▸ **EXERCISE INSTRUCTIONS**: What follows is a listing; give it again exactly, in its entirety.

☆ ☆ ☆ ☆ ☆ ☆ ☆

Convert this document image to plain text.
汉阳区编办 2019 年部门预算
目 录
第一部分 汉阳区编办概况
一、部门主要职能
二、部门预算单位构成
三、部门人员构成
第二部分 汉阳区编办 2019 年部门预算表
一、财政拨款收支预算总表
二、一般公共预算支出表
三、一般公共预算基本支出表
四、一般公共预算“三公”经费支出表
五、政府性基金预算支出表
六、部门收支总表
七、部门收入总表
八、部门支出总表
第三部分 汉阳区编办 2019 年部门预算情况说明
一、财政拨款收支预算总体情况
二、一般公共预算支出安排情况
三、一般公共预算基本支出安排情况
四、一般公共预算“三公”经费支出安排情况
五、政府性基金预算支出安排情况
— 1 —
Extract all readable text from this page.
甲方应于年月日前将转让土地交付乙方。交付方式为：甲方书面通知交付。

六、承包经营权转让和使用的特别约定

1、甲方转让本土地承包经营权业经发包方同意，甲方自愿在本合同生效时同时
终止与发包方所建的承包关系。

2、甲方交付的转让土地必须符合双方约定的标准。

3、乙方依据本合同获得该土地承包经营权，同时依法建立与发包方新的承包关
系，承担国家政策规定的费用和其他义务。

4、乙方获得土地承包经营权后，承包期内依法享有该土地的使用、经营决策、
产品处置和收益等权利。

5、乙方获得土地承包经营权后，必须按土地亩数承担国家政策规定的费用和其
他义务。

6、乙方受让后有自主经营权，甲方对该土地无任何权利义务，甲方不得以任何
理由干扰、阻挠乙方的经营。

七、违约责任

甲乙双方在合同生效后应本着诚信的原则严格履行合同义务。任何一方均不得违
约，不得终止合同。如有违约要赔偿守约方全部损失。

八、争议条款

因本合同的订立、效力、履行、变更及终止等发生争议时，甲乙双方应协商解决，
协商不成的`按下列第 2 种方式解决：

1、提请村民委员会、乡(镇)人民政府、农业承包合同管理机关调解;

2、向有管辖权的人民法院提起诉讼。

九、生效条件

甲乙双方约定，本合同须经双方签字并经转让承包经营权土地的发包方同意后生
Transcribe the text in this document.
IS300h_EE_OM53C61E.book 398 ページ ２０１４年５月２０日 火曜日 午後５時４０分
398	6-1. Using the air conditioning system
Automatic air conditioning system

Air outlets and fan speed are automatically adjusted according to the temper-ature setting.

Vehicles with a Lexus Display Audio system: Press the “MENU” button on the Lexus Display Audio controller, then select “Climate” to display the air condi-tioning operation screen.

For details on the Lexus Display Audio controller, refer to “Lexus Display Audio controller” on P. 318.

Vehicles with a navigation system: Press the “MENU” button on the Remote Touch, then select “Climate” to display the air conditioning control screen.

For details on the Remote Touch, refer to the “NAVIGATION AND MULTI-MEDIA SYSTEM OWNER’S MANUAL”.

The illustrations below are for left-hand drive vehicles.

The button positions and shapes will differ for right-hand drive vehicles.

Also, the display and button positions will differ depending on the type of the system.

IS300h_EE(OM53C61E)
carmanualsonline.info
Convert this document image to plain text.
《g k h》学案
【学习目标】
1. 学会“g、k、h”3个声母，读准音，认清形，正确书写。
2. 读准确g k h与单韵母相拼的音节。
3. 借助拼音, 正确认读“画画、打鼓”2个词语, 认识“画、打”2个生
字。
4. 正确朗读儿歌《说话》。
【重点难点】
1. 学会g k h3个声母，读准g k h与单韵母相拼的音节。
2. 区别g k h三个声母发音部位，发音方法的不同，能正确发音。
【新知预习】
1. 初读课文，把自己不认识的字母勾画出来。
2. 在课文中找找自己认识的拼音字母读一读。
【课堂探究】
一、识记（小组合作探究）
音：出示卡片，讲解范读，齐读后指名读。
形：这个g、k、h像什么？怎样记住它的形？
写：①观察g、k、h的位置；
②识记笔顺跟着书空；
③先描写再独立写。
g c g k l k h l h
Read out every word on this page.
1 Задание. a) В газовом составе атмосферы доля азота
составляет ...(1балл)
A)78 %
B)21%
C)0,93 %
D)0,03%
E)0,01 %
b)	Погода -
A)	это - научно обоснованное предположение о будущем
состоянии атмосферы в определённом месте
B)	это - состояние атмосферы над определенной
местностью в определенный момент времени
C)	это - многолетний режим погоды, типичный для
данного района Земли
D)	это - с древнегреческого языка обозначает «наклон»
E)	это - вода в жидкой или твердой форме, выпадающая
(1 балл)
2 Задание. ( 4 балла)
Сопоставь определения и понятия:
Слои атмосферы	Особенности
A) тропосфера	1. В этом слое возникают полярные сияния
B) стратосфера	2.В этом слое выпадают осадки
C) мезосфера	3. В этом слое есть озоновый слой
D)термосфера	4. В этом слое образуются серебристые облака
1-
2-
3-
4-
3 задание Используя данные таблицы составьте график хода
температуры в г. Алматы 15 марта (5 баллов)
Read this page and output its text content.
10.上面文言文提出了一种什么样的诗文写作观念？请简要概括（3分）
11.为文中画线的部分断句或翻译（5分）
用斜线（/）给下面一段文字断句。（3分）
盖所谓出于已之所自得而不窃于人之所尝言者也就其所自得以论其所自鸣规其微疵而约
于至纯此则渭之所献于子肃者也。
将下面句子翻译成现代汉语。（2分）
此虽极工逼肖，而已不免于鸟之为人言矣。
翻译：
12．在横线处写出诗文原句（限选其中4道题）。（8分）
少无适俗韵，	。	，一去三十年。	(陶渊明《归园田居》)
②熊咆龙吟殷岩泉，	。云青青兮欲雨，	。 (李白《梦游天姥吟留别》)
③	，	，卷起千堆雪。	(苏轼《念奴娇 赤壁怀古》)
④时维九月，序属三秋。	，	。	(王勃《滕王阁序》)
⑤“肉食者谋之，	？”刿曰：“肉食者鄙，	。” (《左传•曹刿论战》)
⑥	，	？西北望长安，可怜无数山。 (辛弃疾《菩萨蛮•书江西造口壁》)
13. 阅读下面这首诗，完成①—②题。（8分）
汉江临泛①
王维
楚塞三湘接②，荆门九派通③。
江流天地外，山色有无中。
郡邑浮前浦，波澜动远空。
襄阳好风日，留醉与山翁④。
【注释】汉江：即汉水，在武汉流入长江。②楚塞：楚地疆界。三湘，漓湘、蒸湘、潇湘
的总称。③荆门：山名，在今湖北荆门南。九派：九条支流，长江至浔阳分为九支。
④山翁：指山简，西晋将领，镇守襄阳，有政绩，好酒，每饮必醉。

☆ ☆ ☆ ☆ ☆ ☆ ☆

▸ **RESULT OF THIS EXERCISE**:
Convert this document image to plain text.
汉阳区编办 2019 年部门预算
目 录
第一部分 汉阳区编办概况
一、部门主要职能
二、部门预算单位构成
三、部门人员构成
第二部分 汉阳区编办 2019 年部门预算表
一、财政拨款收支预算总表
二、一般公共预算支出表
三、一般公共预算基本支出表
四、一般公共预算“三公”经费支出表
五、政府性基金预算支出表
六、部门收支总表
七、部门收入总表
八、部门支出总表
第三部分 汉阳区编办 2019 年部门预算情况说明
一、财政拨款收支预算总体情况
二、一般公共预算支出安排情况
三、一般公共预算基本支出安排情况
四、一般公共预算“三公”经费支出安排情况
五、政府性基金预算支出安排情况
— 1 —
Extract all readable text from this page.
甲方应于年月日前将转让土地交付乙方。交付方式为：甲方书面通知交付。

六、承包经营权转让和使用的特别约定

1、甲方转让本土地承包经营权业经发包方同意，甲方自愿在本合同生效时同时
终止与发包方所建的承包关系。

2、甲方交付的转让土地必须符合双方约定的标准。

3、乙方依据本合同获得该土地承包经营权，同时依法建立与发包方新的承包关
系，承担国家政策规定的费用和其他义务。

4、乙方获得土地承包经营权后，承包期内依法享有该土地的使用、经营决策、
产品处置和收益等权利。

5、乙方获得土地承包经营权后，必须按土地亩数承担国家政策规定的费用和其
他义务。

6、乙方受让后有自主经营权，甲方对该土地无任何权利义务，甲方不得以任何
理由干扰、阻挠乙方的经营。

七、违约责任

甲乙双方在合同生效后应本着诚信的原则严格履行合同义务。任何一方均不得违
约，不得终止合同。如有违约要赔偿守约方全部损失。

八、争议条款

因本合同的订立、效力、履行、变更及终止等发生争议时，甲乙双方应协商解决，
协商不成的`按下列第 2 种方式解决：

1、提请村民委员会、乡(镇)人民政府、农业承包合同管理机关调解;

2、向有管辖权的人民法院提起诉讼。

九、生效条件

甲乙双方约定，本合同须经双方签字并经转让承包经营权土地的发包方同意后生
Transcribe the text in this document.
IS300h_EE_OM53C61E.book 398 ページ ２０１４年５月２０日 火曜日 午後５時４０分
398	6-1. Using the air conditioning system
Automatic air conditioning system

Air outlets and fan speed are automatically adjusted according to the temper-ature setting.

Vehicles with a Lexus Display Audio system: Press the “MENU” button on the Lexus Display Audio controller, then select “Climate” to display the air condi-tioning operation screen.

For details on the Lexus Display Audio controller, refer to “Lexus Display Audio controller” on P. 318.

Vehicles with a navigation system: Press the “MENU” button on the Remote Touch, then select “Climate” to display the air conditioning control screen.

For details on the Remote Touch, refer to the “NAVIGATION AND MULTI-MEDIA SYSTEM OWNER’S MANUAL”.

The illustrations below are for left-hand drive vehicles.

The button positions and shapes will differ for right-hand drive vehicles.

Also, the display and button positions will differ depending on the type of the system.

IS300h_EE(OM53C61E)
carmanualsonline.info
Convert this document image to plain text.
《g k h》学案
【学习目标】
1. 学会“g、k、h”3个声母，读准音，认清形，正确书写。
2. 读准确g k h与单韵母相拼的音节。
3. 借助拼音, 正确认读“画画、打鼓”2个词语, 认识“画、打”2个生
字。
4. 正确朗读儿歌《说话》。
【重点难点】
1. 学会g k h3个声母，读准g k h与单韵母相拼的音节。
2. 区别g k h三个声母发音部位，发音方法的不同，能正确发音。
【新知预习】
1. 初读课文，把自己不认识的字母勾画出来。
2. 在课文中找找自己认识的拼音字母读一读。
【课堂探究】
一、识记（小组合作探究）
音：出示卡片，讲解范读，齐读后指名读。
形：这个g、k、h像什么？怎样记住它的形？
写：①观察g、k、h的位置；
②识记笔顺跟着书空；
③先描写再独立写。
g c g k l k h l h
Read out every word on this page.
1 Задание. a) В газовом составе атмосферы доля азота
составляет ...(1балл)
A)78 %
B)21%
C)0,93 %
D)0,03%
E)0,01 %
b)	Погода -
A)	это - научно обоснованное предположение о будущем
состоянии атмосферы в определённом месте
B)	это - состояние атмосферы над определенной
местностью в определенный момент времени
C)	это - многолетний режим погоды, типичный для
данного района Земли
D)	это - с древнегреческого языка обозначает «наклон»
E)	это - вода в жидкой или твердой форме, выпадающая
(1 балл)
2 Задание. ( 4 балла)
Сопоставь определения и понятия:
Слои атмосферы	Особенности
A) тропосфера	1. В этом слое возникают полярные сияния
B) стратосфера	2.В этом слое выпадают осадки
C) мезосфера	3. В этом слое есть озоновый слой
D)термосфера	4. В этом слое образуются серебристые облака
1-
2-
3-
4-
3 задание Используя данные таблицы составьте график хода
температуры в г. Алматы 15 марта (5 баллов)
Read this page and output its text content.
10.上面文言文提出了一种什么样的诗文写作观念？请简要概括（3分）
11.为文中画线的部分断句或翻译（5分）
用斜线（/）给下面一段文字断句。（3分）
盖所谓出于已之所自得而不窃于人之所尝言者也就其所自得以论其所自鸣规其微疵而约
于至纯此则渭之所献于子肃者也。
将下面句子翻译成现代汉语。（2分）
此虽极工逼肖，而已不免于鸟之为人言矣。
翻译：
12．在横线处写出诗文原句（限选其中4道题）。（8分）
少无适俗韵，	。	，一去三十年。	(陶渊明《归园田居》)
②熊咆龙吟殷岩泉，	。云青青兮欲雨，	。 (李白《梦游天姥吟留别》)
③	，	，卷起千堆雪。	(苏轼《念奴娇 赤壁怀古》)
④时维九月，序属三秋。	，	。	(王勃《滕王阁序》)
⑤“肉食者谋之，	？”刿曰：“肉食者鄙，	。” (《左传•曹刿论战》)
⑥	，	？西北望长安，可怜无数山。 (辛弃疾《菩萨蛮•书江西造口壁》)
13. 阅读下面这首诗，完成①—②题。（8分）
汉江临泛①
王维
楚塞三湘接②，荆门九派通③。
江流天地外，山色有无中。
郡邑浮前浦，波澜动远空。
襄阳好风日，留醉与山翁④。
【注释】汉江：即汉水，在武汉流入长江。②楚塞：楚地疆界。三湘，漓湘、蒸湘、潇湘
的总称。③荆门：山名，在今湖北荆门南。九派：九条支流，长江至浔阳分为九支。
④山翁：指山简，西晋将领，镇守襄阳，有政绩，好酒，每饮必醉。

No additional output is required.